# TEXTE À LIRE:
────
Du cœur à l'ouvrage et de la rage au cœur

D'aucun·e·s pense que la trêve des confiseurs enveloppe l'univers entier d'une chape ouatée de bienveillance sucrée. Comme les sapins, ils et elles vont avoir les boules de découvrir à côté des pèrenoëlleries de saison quelques visions du monde des plus piquantes…


« Il est toujours choquant et blessant de s'arroger le monopole du spectateur. Vous n'avez, Monsieur Lucas, le monopole du spectateur ; vous ne l'avez pas » pourrait-on dire en parodiant Giscard à propos du nouvel épisode de la saga qu'il n'est nul besoin de nommer (13 décembre) puisque chacun en entend parler depuis deux mois déjà, et que nous n'avons pas été autorisés à découvrir. Aussi, laissons-le de côté et focalisons nous plutôt sur d'autres sorties. Tout particulièrement sur ces films emplis de tensions, voire de luttes. À l'Horloge de l'Apocalypse,   l'heure n'est de toutes façons pas à la franche rigolade…

Au travail !

Qu'il porte bien son titre, Un homme intègre (6 décembre) ! Signée par Mohammad Rasoulof, ayant jadis écopé d'une peine de prison après un film critique à l'égard du régime de son pays, cette œuvre primée à Cannes vaut au cinéaste iranien de se retrouver à nouveau inquiété par les autorités de Téhéran. Il y montre le combat digne de Reza, un éleveur de poissons défendant son bon droit face à une compagnie privée aux méthodes crapuleuses, en refusant d'entrer dans le système institué de la corruption — et ce, bien qu'il y perde lourd. Le portrait de la petite communauté où il réside, un ramassis d'hypocrites serviles et combinards aux ordres d'un potentat mafieux, rend son intégrité aussi admirable que stérile, hélas. Sec, éprouvant pour qui éprouve de l'empathie pour Reza, ce film sans effets est un témoignage implacable sur une réalité honteuse et si loin des dogmes moraux revendiqués par les mollahs.
────
# DONNÉES ENREGISTRÉES:

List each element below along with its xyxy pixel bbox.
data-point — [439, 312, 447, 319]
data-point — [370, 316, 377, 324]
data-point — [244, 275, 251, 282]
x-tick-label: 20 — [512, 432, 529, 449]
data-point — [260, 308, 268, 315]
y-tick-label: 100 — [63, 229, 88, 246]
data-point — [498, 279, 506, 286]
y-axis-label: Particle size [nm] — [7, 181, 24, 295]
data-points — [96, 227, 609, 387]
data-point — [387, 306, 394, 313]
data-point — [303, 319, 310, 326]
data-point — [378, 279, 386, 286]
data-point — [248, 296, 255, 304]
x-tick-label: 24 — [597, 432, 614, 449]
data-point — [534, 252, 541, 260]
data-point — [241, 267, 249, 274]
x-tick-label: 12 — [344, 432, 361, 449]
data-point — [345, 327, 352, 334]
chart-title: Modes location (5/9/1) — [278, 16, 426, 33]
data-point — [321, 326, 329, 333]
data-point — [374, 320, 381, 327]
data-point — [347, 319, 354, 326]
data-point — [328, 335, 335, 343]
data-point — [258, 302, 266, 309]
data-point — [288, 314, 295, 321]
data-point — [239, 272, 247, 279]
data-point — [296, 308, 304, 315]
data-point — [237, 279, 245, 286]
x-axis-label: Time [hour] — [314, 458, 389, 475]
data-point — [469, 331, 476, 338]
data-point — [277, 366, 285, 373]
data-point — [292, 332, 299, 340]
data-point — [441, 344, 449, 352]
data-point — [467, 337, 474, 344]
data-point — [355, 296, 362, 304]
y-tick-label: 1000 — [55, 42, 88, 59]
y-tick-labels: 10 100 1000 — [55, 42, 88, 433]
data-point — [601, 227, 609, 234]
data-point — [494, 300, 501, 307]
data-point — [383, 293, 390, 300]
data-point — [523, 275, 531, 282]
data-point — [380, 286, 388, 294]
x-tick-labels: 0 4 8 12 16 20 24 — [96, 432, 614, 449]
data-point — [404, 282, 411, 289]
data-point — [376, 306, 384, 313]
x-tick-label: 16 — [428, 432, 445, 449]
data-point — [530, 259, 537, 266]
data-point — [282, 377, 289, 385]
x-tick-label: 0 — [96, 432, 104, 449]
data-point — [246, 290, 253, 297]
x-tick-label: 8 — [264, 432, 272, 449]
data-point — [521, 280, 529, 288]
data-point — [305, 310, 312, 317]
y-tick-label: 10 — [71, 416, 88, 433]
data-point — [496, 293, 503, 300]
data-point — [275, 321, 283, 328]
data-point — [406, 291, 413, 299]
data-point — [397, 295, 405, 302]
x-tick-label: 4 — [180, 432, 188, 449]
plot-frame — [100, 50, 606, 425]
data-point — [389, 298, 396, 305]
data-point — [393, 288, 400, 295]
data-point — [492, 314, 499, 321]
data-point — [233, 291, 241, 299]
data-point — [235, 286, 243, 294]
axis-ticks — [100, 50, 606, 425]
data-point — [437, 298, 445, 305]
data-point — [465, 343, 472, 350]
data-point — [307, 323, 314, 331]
────
Écrivez la suite de la chronique sur les sorties de cinéma de décembre, à partir de sa dernière phrase.

Autre continent, autre forçat… Dans Makala d'Emmanuel Gras (même date), un homme veut recouvrir la maison qu'il construit d'un toit de tôles. Pour les acheter, il doit vendre du charbon au marché de Kowelzi pour un bénéfice exigu. Un charbon acheminé “à dos d'homme”, préalablement produit partir de bois coupé par ses soins. C'est tout ce processus, cet interminable itinéraire que le cinéaste (dûment récompensé par le Prix de la Critique sur la Croisette) restitue dans ce film oscillant — sans avoir vocation à trancher, d'ailleurs — entre documentaire et fiction, flirtant parfois avec le suspense et s'achevant par une envolée mystique. Saisissant le labeur dans son abrutissante mécanique hypnotique, montrant le racket opéré par les forces de l'ordre, Makala captive aussi par sa pure élégance formelle.

À la ferme du Paridier, dirigée par Hortense avec l'aide de sa fille Solange et de Francine, une orpheline qu'elle a embauchée, Les Gardiennes de Xavier Beauvois (même date) ont aussi du pain sur la planche, alors que les hommes sont au front de la Grande Guerre. Femme droite que les circonstances obligent à se durcir, Hortense va cependant agir pour les interêts de sa famille et contre sa conscience. Saga de “l'arrière” où la sensation des combats transpire pourtant à chaque image (l'omniprésence du bleu horizon n'y est pas étrangère), Les Gardiennes rappelle le talent de la chef-opératrice Caroline Champetier et combien lyrique peut se montrer Michel Legrand dans le minimalisme.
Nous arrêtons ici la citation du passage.